- _任务目标_
请一字不改地输出下面这篇关于NVMe SSD存储设计的文章中从“[!NOTE] Our high-level”到“millions of IOPS?”之间的内容，首尾两处均包括在内。
━━ 页面摘录 ━━
What Modern NVMe Storage Can Do, And How To Exploit It

vldb2023. 文章讨论如何设计OLTP可以充分利用nvme ssd array. 按照文章里面给出的配置，一个机器上可以挂8个nvme ssd, 然后每个ssd可以达到1MIOPS, 总量大约是12.5M IOPS. 在这样的SSD阵列下面充分利用IO，需要做哪些事情以及应该如何设计系统，并且回答下面这几个问题：

[!NOTE] Our high-level goal of closing this performance gap can be broken down into the following research questions:

Q1: Can arrays of NVMe SSDs achieve the performance promised in the hardware specifications?

Q2: Which I/O API(pread/pwrite,libaio,io_uring)should be used? Is it necessary to rely on kernel-bypassing (SPDK)?

Q3: Which page size should storage engines use to get good performance while minimizing I/O amplification?

Q4: How to manage the parallelism required for high SSD throughput?

Q5: How to make a storage engine fast enough to be able to manage tens of millions of IOPS?

Q6: Should I/O be performed by dedicated I/O threads or by each worker thread?

文章最开始做了几组测试大概有这么几个数据：

read/write mix情况下，如果write大约是10%的时候，那么IOPS依然可以在10M左右。
page size = 4KB对于read/write依然是最有利的，IOPS和延迟在在一定程度上最优化。
concurrent io requests 大约需要在1000个才可以跑满IOPS. 也就是说如果要pread/pwrite需要1000个线程。
如果pread/pwrite不行的话，那么就需要使用libaio, io_uring, SPDK(kernel-bypassing).
cpu cycles count. 如果按照12M IOPS计算的话，那么每个IO操作只能使用 (2.5Ghz x 64 cores /12M) = 13k cycles.
如果cpu cycles count的话，那么依赖kernel来做context switch就不行，需要lightweight tasks. 这里他们用的是boost context而不是C++ coroutine.

所以最后设计出来的结构依然是开辟固定数量的worker thread, 然后worker thread内部来进行cooperative调度，IO请求需要依赖于libaio/io_uring/SPDK.

[!NOTE]

Lightweight tasks. To avoid oversubscription, we use lightweight cooperative threads that are managed by the database system in user-space. This reduces the context switching overhead and allows the system to be fully in control of scheduling without kernel inter- ference. In this design, which is illustrated in Figure 8, the system starts as many worker threads as there are hardware cores avail- able in the system. Each of these workers runs a DBMS-internal scheduler that executes these lightweight threads, which we call tasks. To implement user-space task switching, we use the Boost context library [22], specifically fcontext. Thereby, a task switch costs only around ~20 CPU cycles, instead of several thousand for a kernel context switch. This enables cheap and frequent context switches deep in the call stack, and makes it fairly easy to port existing code bases to this new design.

Cooperative multitasking. Conceptually, Boost contexts are non-preemptive user-space threads. Tasks therefore need to yield control periodically back to the scheduler. In our cooperative multitasking design, this happens whenever a user query encounters a page fault, runs out of free pages, or when the user task is completed. Further, to prevent a worker from being stalled due to latching, we modified all latches to eventually yield to the scheduler as well.

在IO访问上还有三种方式：a) dedicated threads(专门的IO线程来做non-blocking IO) b) SSD assignment c) All-to-All. 几个之间的区别如下图. dedicated threads问题是在需要依赖于kernel线程切换cpu cycles多，ssd assignment和all-to-all两者之间差不多的，但是看起来all-to-all简单许多没有sync/message passing.
━━━
━━ 所给数据 ━━
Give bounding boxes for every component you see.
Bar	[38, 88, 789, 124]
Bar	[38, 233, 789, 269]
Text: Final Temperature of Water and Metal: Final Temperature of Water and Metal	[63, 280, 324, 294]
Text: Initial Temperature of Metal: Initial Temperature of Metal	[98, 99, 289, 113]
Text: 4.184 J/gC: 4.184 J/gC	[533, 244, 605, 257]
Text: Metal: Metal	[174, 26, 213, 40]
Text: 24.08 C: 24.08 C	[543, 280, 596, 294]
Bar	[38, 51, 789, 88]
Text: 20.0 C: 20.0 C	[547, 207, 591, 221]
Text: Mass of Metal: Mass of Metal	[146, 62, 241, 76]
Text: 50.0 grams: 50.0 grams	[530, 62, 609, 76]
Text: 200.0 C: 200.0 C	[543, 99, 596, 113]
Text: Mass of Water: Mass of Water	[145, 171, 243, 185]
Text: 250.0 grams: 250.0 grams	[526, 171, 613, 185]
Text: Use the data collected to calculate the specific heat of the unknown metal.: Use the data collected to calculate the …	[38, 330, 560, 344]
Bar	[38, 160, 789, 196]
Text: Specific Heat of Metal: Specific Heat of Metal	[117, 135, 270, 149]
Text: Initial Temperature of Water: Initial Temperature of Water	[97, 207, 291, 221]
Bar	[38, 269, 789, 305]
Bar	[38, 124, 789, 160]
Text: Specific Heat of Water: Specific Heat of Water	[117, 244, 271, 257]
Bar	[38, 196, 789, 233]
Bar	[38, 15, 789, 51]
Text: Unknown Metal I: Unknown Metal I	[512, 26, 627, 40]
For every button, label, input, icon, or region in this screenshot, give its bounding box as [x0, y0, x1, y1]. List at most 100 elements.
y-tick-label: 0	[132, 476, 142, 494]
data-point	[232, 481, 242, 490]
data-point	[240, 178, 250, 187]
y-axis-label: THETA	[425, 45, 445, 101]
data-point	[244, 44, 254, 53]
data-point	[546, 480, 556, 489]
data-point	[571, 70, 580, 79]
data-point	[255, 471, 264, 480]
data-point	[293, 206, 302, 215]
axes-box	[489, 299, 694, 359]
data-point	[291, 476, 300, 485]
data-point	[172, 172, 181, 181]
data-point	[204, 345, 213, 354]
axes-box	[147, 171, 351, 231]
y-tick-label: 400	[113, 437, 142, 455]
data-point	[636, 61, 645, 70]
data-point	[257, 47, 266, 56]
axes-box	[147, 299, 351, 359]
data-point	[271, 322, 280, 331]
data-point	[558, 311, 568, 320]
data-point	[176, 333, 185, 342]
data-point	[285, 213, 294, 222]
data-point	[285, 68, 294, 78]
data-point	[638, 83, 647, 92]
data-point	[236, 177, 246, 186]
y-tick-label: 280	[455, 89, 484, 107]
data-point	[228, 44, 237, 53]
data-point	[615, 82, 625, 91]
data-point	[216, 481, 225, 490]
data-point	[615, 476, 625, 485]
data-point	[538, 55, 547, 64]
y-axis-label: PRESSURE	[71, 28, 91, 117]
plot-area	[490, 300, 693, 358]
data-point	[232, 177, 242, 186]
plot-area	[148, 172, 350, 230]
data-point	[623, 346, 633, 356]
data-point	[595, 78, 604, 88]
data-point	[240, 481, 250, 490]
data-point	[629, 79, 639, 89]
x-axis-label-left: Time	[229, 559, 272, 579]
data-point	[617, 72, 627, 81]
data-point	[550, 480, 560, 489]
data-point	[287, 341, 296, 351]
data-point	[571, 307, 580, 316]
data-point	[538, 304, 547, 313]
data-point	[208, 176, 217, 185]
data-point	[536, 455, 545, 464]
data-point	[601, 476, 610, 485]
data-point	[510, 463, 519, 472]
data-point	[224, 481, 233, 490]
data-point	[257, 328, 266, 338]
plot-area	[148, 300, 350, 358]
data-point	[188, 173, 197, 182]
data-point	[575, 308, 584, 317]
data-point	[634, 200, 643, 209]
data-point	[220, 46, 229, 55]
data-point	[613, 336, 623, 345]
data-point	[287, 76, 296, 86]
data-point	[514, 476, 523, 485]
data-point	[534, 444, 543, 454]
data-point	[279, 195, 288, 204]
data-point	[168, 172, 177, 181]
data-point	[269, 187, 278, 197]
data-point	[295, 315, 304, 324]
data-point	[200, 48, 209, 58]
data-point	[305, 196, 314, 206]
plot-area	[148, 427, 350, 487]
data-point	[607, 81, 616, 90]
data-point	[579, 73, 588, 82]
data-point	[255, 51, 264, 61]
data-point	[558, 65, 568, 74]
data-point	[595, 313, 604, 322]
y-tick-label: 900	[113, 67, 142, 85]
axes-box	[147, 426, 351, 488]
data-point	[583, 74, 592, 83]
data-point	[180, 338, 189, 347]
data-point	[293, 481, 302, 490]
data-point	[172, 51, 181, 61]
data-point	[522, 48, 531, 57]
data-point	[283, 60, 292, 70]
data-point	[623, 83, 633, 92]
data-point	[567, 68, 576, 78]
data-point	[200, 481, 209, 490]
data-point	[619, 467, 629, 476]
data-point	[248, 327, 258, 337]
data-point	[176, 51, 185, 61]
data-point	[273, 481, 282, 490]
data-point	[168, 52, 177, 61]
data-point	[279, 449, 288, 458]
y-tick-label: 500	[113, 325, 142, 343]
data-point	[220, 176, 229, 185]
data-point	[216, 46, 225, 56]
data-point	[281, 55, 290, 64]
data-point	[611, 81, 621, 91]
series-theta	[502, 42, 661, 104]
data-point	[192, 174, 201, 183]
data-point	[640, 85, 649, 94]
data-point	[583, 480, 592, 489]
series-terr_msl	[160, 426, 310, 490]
━━━
- _参考答案_
[!NOTE] Our high-level goal of closing this performance gap can be broken down into the following research questions:

Q1: Can arrays of NVMe SSDs achieve the performance promised in the hardware specifications?

Q2: Which I/O API(pread/pwrite,libaio,io_uring)should be used? Is it necessary to rely on kernel-bypassing (SPDK)?

Q3: Which page size should storage engines use to get good performance while minimizing I/O amplification?

Q4: How to manage the parallelism required for high SSD throughput?

Q5: How to make a storage engine fast enough to be able to manage tens of millions of IOPS?